* **INSTRUCTIONS FOR THE TASK**: The records that follow are to be repeated exactly, with the pictures removed.

BEGIN

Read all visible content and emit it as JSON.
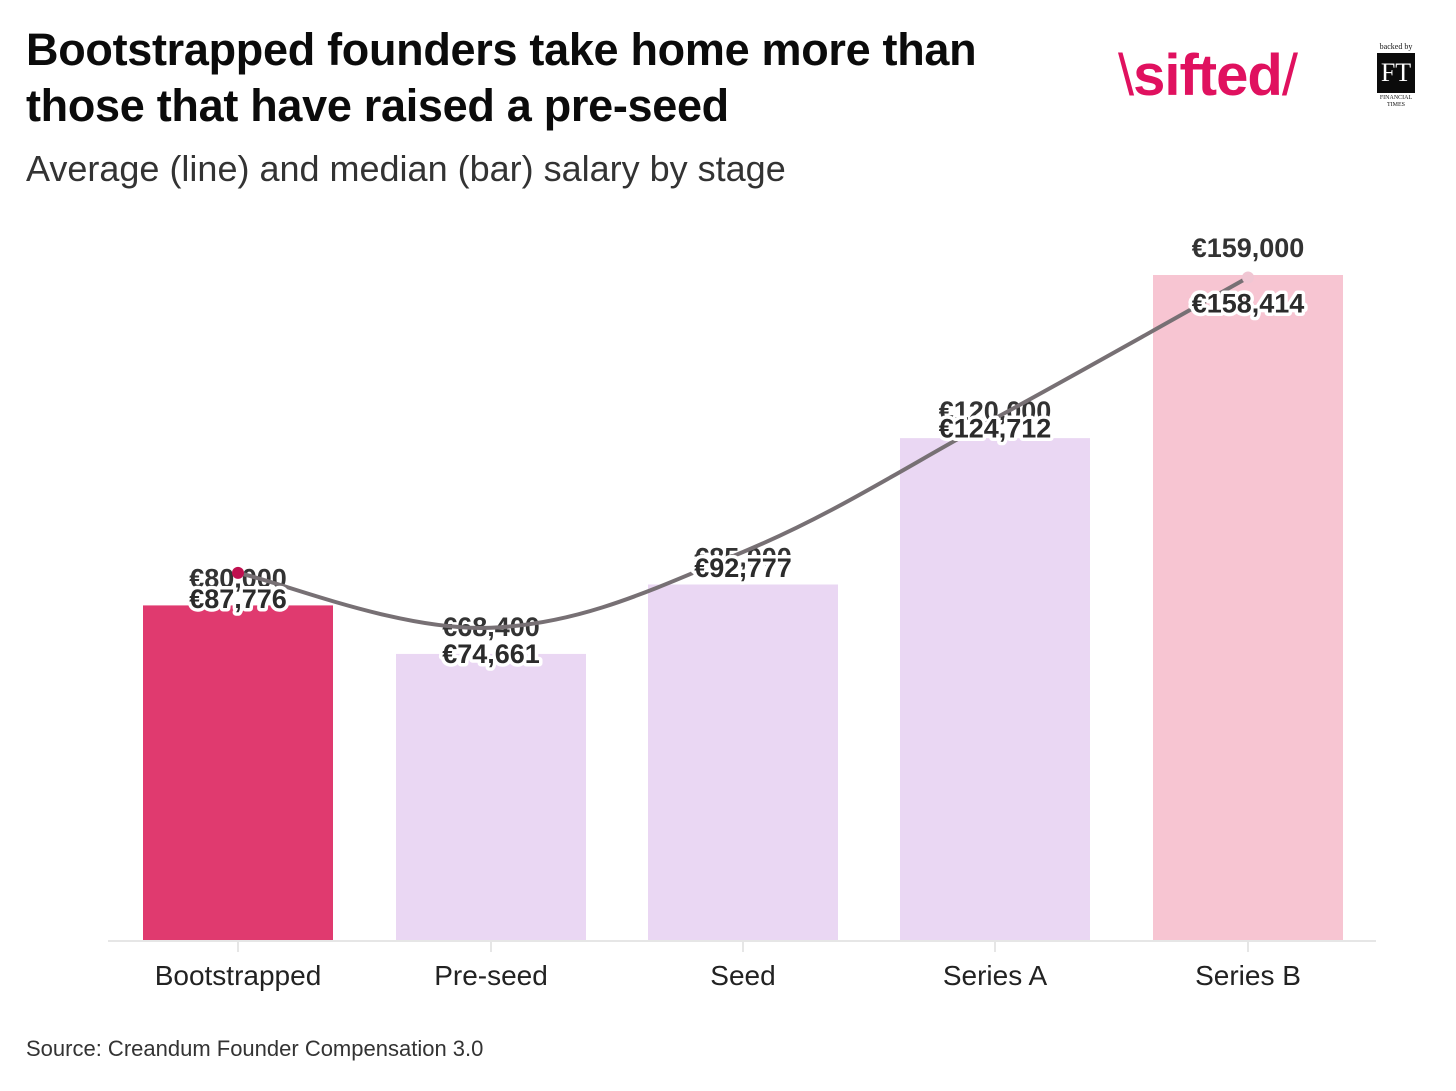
{
  "title": "Bootstrapped founders take home more than those that have raised a pre-seed",
  "subtitle": "Average (line) and median (bar) salary by stage",
  "source": "Source: Creandum Founder Compensation 3.0",
  "brand": {
    "name": "sifted",
    "partner_note": "backed by",
    "partner_mark": "FT",
    "partner_name": "FINANCIAL TIMES"
  },
  "colors": {
    "accent": "#e0115f",
    "bar_highlight": "#e03a6f",
    "bar_default": "#ead7f3",
    "bar_series_b": "#f7c5d2",
    "line": "#777074"
  },
  "chart_data": {
    "type": "bar",
    "categories": [
      "Bootstrapped",
      "Pre-seed",
      "Seed",
      "Series A",
      "Series B"
    ],
    "series": [
      {
        "name": "median",
        "type": "bar",
        "values": [
          80000,
          68400,
          85000,
          120000,
          159000
        ],
        "labels": [
          "€80,000",
          "€68,400",
          "€85,000",
          "€120,000",
          "€159,000"
        ]
      },
      {
        "name": "average",
        "type": "line",
        "values": [
          87776,
          74661,
          92777,
          124712,
          158414
        ],
        "labels": [
          "€87,776",
          "€74,661",
          "€92,777",
          "€124,712",
          "€158,414"
        ]
      }
    ],
    "ylim": [
      0,
      159000
    ],
    "grid": false,
    "legend": "none"
  }
}
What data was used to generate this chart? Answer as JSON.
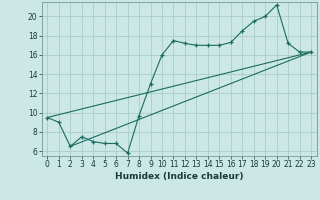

END

* **RESPONSE**:
Read all visible content and emit it as JSON.
{
  "title": "Bootstrapped founders take home more than those that have raised a pre-seed",
  "subtitle": "Average (line) and median (bar) salary by stage",
  "source": "Source: Creandum Founder Compensation 3.0",
  "brand": {
    "name": "sifted",
    "partner_note": "backed by",
    "partner_mark": "FT",
    "partner_name": "FINANCIAL TIMES"
  },
  "colors": {
    "accent": "#e0115f",
    "bar_highlight": "#e03a6f",
    "bar_default": "#ead7f3",
    "bar_series_b": "#f7c5d2",
    "line": "#777074"
  },
  "chart_data": {
    "type": "bar",
    "categories": [
      "Bootstrapped",
      "Pre-seed",
      "Seed",
      "Series A",
      "Series B"
    ],
    "series": [
      {
        "name": "median",
        "type": "bar",
        "values": [
          80000,
          68400,
          85000,
          120000,
          159000
        ],
        "labels": [
          "€80,000",
          "€68,400",
          "€85,000",
          "€120,000",
          "€159,000"
        ]
      },
      {
        "name": "average",
        "type": "line",
        "values": [
          87776,
          74661,
          92777,
          124712,
          158414
        ],
        "labels": [
          "€87,776",
          "€74,661",
          "€92,777",
          "€124,712",
          "€158,414"
        ]
      }
    ],
    "ylim": [
      0,
      159000
    ],
    "grid": false,
    "legend": "none"
  }
}
What data was used to generate this chart? Answer as JSON.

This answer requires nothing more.